**DIRECTION**
Reproduce every one of the following rows verbatim, keeping each line unchanged.

**DATA SHOWN**
• • • • •

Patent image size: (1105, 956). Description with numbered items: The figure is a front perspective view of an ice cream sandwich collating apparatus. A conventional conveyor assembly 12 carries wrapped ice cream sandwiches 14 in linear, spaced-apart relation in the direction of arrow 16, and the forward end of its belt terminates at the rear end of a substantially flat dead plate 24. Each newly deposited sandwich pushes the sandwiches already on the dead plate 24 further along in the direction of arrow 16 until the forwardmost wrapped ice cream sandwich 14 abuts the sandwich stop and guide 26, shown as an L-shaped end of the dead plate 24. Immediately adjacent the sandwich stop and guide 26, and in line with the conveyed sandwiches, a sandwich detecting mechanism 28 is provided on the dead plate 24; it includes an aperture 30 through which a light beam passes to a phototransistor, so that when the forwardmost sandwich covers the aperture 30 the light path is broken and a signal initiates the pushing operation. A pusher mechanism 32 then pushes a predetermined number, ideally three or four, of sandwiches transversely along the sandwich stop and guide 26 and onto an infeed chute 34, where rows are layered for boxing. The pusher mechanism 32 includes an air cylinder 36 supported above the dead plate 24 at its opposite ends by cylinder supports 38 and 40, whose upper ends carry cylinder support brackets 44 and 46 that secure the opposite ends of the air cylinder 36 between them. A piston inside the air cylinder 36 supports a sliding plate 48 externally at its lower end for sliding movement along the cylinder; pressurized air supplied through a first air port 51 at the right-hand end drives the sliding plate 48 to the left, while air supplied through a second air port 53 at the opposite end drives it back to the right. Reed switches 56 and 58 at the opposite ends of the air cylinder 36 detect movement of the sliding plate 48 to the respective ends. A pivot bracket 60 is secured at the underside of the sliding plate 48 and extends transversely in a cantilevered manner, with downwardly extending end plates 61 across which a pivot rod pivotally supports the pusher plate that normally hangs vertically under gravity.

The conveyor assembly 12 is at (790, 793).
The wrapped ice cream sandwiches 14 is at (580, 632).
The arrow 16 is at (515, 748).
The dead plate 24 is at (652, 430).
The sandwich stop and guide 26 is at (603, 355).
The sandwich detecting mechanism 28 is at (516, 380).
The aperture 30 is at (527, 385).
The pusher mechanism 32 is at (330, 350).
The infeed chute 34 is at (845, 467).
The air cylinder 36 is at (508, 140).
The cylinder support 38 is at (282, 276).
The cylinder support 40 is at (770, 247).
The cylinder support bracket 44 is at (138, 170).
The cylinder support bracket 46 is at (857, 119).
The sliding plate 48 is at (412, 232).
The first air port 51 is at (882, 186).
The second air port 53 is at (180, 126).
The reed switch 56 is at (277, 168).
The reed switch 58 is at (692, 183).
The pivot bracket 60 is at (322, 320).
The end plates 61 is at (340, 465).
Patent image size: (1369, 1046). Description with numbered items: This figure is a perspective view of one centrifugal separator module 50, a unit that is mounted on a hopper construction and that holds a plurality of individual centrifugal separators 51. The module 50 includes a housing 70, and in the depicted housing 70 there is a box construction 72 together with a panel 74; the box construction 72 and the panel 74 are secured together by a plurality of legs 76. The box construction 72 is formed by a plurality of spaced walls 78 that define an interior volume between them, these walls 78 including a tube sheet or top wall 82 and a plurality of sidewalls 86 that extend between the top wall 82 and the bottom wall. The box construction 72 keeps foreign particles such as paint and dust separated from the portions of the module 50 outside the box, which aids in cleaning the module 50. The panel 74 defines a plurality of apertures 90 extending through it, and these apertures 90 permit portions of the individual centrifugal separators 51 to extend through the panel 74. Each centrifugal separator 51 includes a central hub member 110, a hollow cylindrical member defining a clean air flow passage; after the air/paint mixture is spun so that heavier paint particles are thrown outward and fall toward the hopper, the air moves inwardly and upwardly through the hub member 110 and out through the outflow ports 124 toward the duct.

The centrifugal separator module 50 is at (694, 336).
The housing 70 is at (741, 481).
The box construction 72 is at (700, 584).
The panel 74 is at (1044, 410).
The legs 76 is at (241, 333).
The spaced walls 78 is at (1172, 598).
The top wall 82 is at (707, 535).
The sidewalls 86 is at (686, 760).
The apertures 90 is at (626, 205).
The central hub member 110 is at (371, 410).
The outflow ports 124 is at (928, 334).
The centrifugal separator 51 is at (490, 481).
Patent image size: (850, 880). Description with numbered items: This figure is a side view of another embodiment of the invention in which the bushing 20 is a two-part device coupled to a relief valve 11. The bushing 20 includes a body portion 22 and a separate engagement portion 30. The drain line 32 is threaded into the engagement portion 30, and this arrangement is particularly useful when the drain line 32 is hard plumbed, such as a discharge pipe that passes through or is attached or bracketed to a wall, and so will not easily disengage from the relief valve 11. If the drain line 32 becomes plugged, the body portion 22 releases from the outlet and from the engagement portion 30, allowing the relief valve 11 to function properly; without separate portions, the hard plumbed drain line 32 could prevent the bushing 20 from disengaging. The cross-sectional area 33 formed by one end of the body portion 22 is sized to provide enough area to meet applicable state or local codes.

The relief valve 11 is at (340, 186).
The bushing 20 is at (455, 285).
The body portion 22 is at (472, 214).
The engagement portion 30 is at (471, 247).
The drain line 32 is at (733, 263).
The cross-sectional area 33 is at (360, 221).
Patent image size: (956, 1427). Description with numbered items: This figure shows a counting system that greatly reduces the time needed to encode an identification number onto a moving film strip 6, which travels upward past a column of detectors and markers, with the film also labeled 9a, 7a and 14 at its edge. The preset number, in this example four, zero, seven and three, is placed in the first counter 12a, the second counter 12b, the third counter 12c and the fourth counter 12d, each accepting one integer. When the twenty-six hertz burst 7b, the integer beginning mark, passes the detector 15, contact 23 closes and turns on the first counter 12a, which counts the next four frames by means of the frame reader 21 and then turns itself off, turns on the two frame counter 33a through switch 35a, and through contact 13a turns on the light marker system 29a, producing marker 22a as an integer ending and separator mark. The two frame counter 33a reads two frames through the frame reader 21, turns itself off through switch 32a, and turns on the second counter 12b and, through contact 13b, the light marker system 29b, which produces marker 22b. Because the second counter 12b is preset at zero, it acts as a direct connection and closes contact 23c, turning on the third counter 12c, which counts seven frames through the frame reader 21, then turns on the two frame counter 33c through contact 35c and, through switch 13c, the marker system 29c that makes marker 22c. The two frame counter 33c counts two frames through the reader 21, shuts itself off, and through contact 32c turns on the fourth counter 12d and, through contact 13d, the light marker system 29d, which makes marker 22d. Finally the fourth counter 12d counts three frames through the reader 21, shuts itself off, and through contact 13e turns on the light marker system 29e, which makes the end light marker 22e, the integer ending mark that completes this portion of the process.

• • • • •

**ANSWER TO THE TASK**
Patent image size: (1105, 956). Description with numbered items: The figure is a front perspective view of an ice cream sandwich collating apparatus. A conventional conveyor assembly 12 carries wrapped ice cream sandwiches 14 in linear, spaced-apart relation in the direction of arrow 16, and the forward end of its belt terminates at the rear end of a substantially flat dead plate 24. Each newly deposited sandwich pushes the sandwiches already on the dead plate 24 further along in the direction of arrow 16 until the forwardmost wrapped ice cream sandwich 14 abuts the sandwich stop and guide 26, shown as an L-shaped end of the dead plate 24. Immediately adjacent the sandwich stop and guide 26, and in line with the conveyed sandwiches, a sandwich detecting mechanism 28 is provided on the dead plate 24; it includes an aperture 30 through which a light beam passes to a phototransistor, so that when the forwardmost sandwich covers the aperture 30 the light path is broken and a signal initiates the pushing operation. A pusher mechanism 32 then pushes a predetermined number, ideally three or four, of sandwiches transversely along the sandwich stop and guide 26 and onto an infeed chute 34, where rows are layered for boxing. The pusher mechanism 32 includes an air cylinder 36 supported above the dead plate 24 at its opposite ends by cylinder supports 38 and 40, whose upper ends carry cylinder support brackets 44 and 46 that secure the opposite ends of the air cylinder 36 between them. A piston inside the air cylinder 36 supports a sliding plate 48 externally at its lower end for sliding movement along the cylinder; pressurized air supplied through a first air port 51 at the right-hand end drives the sliding plate 48 to the left, while air supplied through a second air port 53 at the opposite end drives it back to the right. Reed switches 56 and 58 at the opposite ends of the air cylinder 36 detect movement of the sliding plate 48 to the respective ends. A pivot bracket 60 is secured at the underside of the sliding plate 48 and extends transversely in a cantilevered manner, with downwardly extending end plates 61 across which a pivot rod pivotally supports the pusher plate that normally hangs vertically under gravity.

The conveyor assembly 12 is at (790, 793).
The wrapped ice cream sandwiches 14 is at (580, 632).
The arrow 16 is at (515, 748).
The dead plate 24 is at (652, 430).
The sandwich stop and guide 26 is at (603, 355).
The sandwich detecting mechanism 28 is at (516, 380).
The aperture 30 is at (527, 385).
The pusher mechanism 32 is at (330, 350).
The infeed chute 34 is at (845, 467).
The air cylinder 36 is at (508, 140).
The cylinder support 38 is at (282, 276).
The cylinder support 40 is at (770, 247).
The cylinder support bracket 44 is at (138, 170).
The cylinder support bracket 46 is at (857, 119).
The sliding plate 48 is at (412, 232).
The first air port 51 is at (882, 186).
The second air port 53 is at (180, 126).
The reed switch 56 is at (277, 168).
The reed switch 58 is at (692, 183).
The pivot bracket 60 is at (322, 320).
The end plates 61 is at (340, 465).
Patent image size: (1369, 1046). Description with numbered items: This figure is a perspective view of one centrifugal separator module 50, a unit that is mounted on a hopper construction and that holds a plurality of individual centrifugal separators 51. The module 50 includes a housing 70, and in the depicted housing 70 there is a box construction 72 together with a panel 74; the box construction 72 and the panel 74 are secured together by a plurality of legs 76. The box construction 72 is formed by a plurality of spaced walls 78 that define an interior volume between them, these walls 78 including a tube sheet or top wall 82 and a plurality of sidewalls 86 that extend between the top wall 82 and the bottom wall. The box construction 72 keeps foreign particles such as paint and dust separated from the portions of the module 50 outside the box, which aids in cleaning the module 50. The panel 74 defines a plurality of apertures 90 extending through it, and these apertures 90 permit portions of the individual centrifugal separators 51 to extend through the panel 74. Each centrifugal separator 51 includes a central hub member 110, a hollow cylindrical member defining a clean air flow passage; after the air/paint mixture is spun so that heavier paint particles are thrown outward and fall toward the hopper, the air moves inwardly and upwardly through the hub member 110 and out through the outflow ports 124 toward the duct.

The centrifugal separator module 50 is at (694, 336).
The housing 70 is at (741, 481).
The box construction 72 is at (700, 584).
The panel 74 is at (1044, 410).
The legs 76 is at (241, 333).
The spaced walls 78 is at (1172, 598).
The top wall 82 is at (707, 535).
The sidewalls 86 is at (686, 760).
The apertures 90 is at (626, 205).
The central hub member 110 is at (371, 410).
The outflow ports 124 is at (928, 334).
The centrifugal separator 51 is at (490, 481).
Patent image size: (850, 880). Description with numbered items: This figure is a side view of another embodiment of the invention in which the bushing 20 is a two-part device coupled to a relief valve 11. The bushing 20 includes a body portion 22 and a separate engagement portion 30. The drain line 32 is threaded into the engagement portion 30, and this arrangement is particularly useful when the drain line 32 is hard plumbed, such as a discharge pipe that passes through or is attached or bracketed to a wall, and so will not easily disengage from the relief valve 11. If the drain line 32 becomes plugged, the body portion 22 releases from the outlet and from the engagement portion 30, allowing the relief valve 11 to function properly; without separate portions, the hard plumbed drain line 32 could prevent the bushing 20 from disengaging. The cross-sectional area 33 formed by one end of the body portion 22 is sized to provide enough area to meet applicable state or local codes.

The relief valve 11 is at (340, 186).
The bushing 20 is at (455, 285).
The body portion 22 is at (472, 214).
The engagement portion 30 is at (471, 247).
The drain line 32 is at (733, 263).
The cross-sectional area 33 is at (360, 221).
Patent image size: (956, 1427). Description with numbered items: This figure shows a counting system that greatly reduces the time needed to encode an identification number onto a moving film strip 6, which travels upward past a column of detectors and markers, with the film also labeled 9a, 7a and 14 at its edge. The preset number, in this example four, zero, seven and three, is placed in the first counter 12a, the second counter 12b, the third counter 12c and the fourth counter 12d, each accepting one integer. When the twenty-six hertz burst 7b, the integer beginning mark, passes the detector 15, contact 23 closes and turns on the first counter 12a, which counts the next four frames by means of the frame reader 21 and then turns itself off, turns on the two frame counter 33a through switch 35a, and through contact 13a turns on the light marker system 29a, producing marker 22a as an integer ending and separator mark. The two frame counter 33a reads two frames through the frame reader 21, turns itself off through switch 32a, and turns on the second counter 12b and, through contact 13b, the light marker system 29b, which produces marker 22b. Because the second counter 12b is preset at zero, it acts as a direct connection and closes contact 23c, turning on the third counter 12c, which counts seven frames through the frame reader 21, then turns on the two frame counter 33c through contact 35c and, through switch 13c, the marker system 29c that makes marker 22c. The two frame counter 33c counts two frames through the reader 21, shuts itself off, and through contact 32c turns on the fourth counter 12d and, through contact 13d, the light marker system 29d, which makes marker 22d. Finally the fourth counter 12d counts three frames through the reader 21, shuts itself off, and through contact 13e turns on the light marker system 29e, which makes the end light marker 22e, the integer ending mark that completes this portion of the process.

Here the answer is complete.